:: Input rows

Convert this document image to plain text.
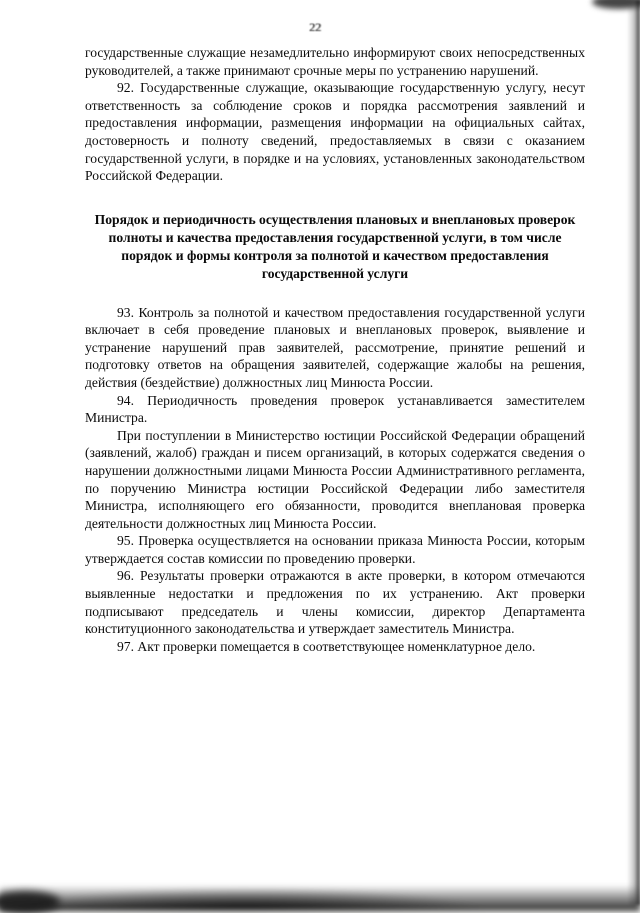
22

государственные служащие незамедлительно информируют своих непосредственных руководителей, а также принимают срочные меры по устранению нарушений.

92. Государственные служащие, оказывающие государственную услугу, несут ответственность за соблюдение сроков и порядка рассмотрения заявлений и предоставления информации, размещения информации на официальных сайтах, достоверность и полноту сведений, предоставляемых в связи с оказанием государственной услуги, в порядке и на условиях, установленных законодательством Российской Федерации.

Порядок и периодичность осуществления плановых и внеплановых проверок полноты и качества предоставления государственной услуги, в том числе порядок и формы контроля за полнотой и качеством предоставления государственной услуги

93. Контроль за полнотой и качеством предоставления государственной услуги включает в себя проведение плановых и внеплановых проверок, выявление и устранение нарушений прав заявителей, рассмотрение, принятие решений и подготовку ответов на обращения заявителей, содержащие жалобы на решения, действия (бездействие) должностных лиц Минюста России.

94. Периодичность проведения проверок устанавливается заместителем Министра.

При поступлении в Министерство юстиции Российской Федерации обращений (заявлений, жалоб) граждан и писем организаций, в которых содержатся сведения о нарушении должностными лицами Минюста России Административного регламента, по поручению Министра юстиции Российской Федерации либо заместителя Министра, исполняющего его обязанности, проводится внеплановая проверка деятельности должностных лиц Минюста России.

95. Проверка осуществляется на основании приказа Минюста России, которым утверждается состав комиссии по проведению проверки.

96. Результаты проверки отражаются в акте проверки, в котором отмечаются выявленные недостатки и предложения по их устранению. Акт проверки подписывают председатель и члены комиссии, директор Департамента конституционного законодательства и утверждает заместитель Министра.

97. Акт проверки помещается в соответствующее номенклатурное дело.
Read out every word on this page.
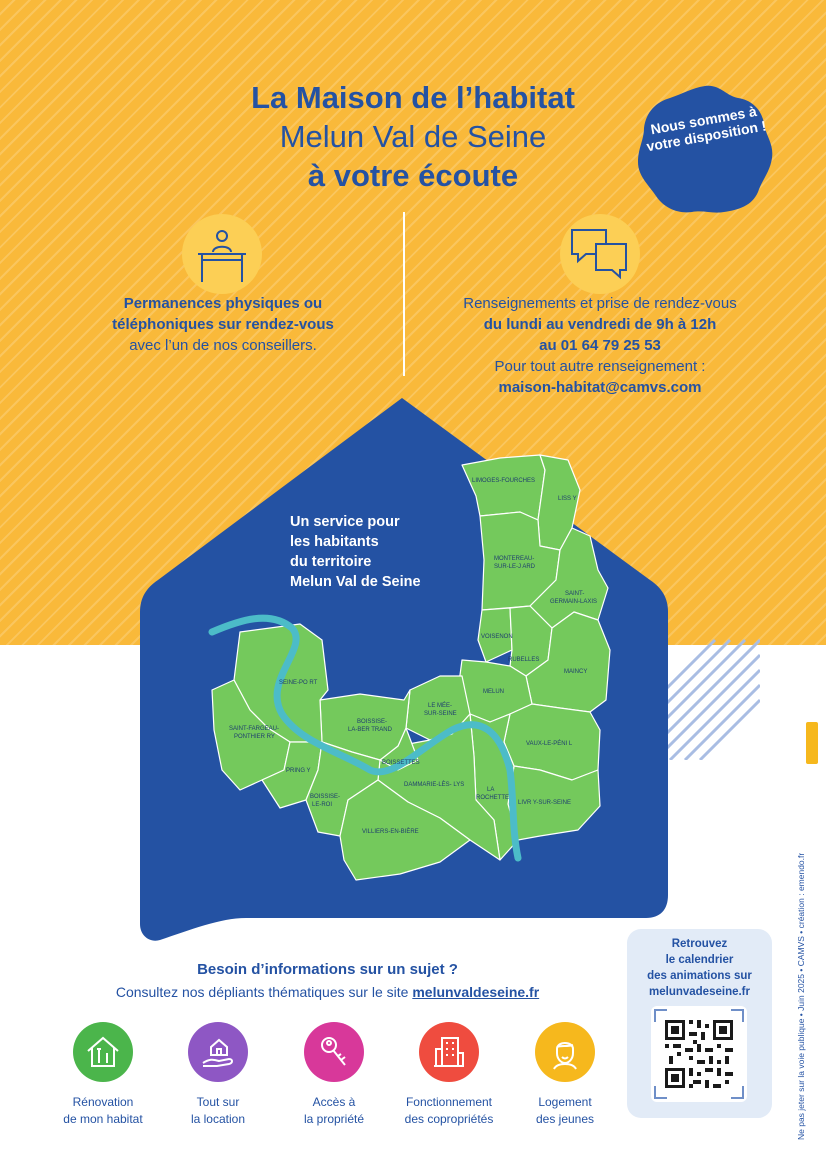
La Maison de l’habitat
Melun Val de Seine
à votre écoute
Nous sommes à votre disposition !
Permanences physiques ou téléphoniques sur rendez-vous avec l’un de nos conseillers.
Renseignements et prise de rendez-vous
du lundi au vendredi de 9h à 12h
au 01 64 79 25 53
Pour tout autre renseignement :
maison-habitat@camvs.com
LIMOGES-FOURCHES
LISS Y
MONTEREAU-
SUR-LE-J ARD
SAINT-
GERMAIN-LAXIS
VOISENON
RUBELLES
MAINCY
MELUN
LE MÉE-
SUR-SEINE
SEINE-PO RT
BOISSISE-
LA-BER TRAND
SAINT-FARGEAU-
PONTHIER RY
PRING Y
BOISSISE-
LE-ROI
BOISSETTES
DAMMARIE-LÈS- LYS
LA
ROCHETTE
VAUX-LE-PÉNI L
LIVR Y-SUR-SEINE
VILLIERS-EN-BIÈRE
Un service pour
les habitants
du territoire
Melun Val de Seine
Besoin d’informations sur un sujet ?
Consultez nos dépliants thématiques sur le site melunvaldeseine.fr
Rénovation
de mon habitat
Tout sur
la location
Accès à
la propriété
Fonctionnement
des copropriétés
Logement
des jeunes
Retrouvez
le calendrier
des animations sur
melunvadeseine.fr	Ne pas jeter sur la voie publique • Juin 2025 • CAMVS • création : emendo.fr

::::

- **What to produce**: Your task is to output exactly the lines from the line containing "Read out every word on this page." through the last line, inclusive, leaving every picture out.

- **Full solution**:
Read out every word on this page.
La Maison de l’habitat
Melun Val de Seine
à votre écoute
Nous sommes à votre disposition !
Permanences physiques ou téléphoniques sur rendez-vous avec l’un de nos conseillers.
Renseignements et prise de rendez-vous
du lundi au vendredi de 9h à 12h
au 01 64 79 25 53
Pour tout autre renseignement :
maison-habitat@camvs.com
LIMOGES-FOURCHES
LISS Y
MONTEREAU-
SUR-LE-J ARD
SAINT-
GERMAIN-LAXIS
VOISENON
RUBELLES
MAINCY
MELUN
LE MÉE-
SUR-SEINE
SEINE-PO RT
BOISSISE-
LA-BER TRAND
SAINT-FARGEAU-
PONTHIER RY
PRING Y
BOISSISE-
LE-ROI
BOISSETTES
DAMMARIE-LÈS- LYS
LA
ROCHETTE
VAUX-LE-PÉNI L
LIVR Y-SUR-SEINE
VILLIERS-EN-BIÈRE
Un service pour
les habitants
du territoire
Melun Val de Seine
Besoin d’informations sur un sujet ?
Consultez nos dépliants thématiques sur le site melunvaldeseine.fr
Rénovation
de mon habitat
Tout sur
la location
Accès à
la propriété
Fonctionnement
des copropriétés
Logement
des jeunes
Retrouvez
le calendrier
des animations sur
melunvadeseine.fr	Ne pas jeter sur la voie publique • Juin 2025 • CAMVS • création : emendo.fr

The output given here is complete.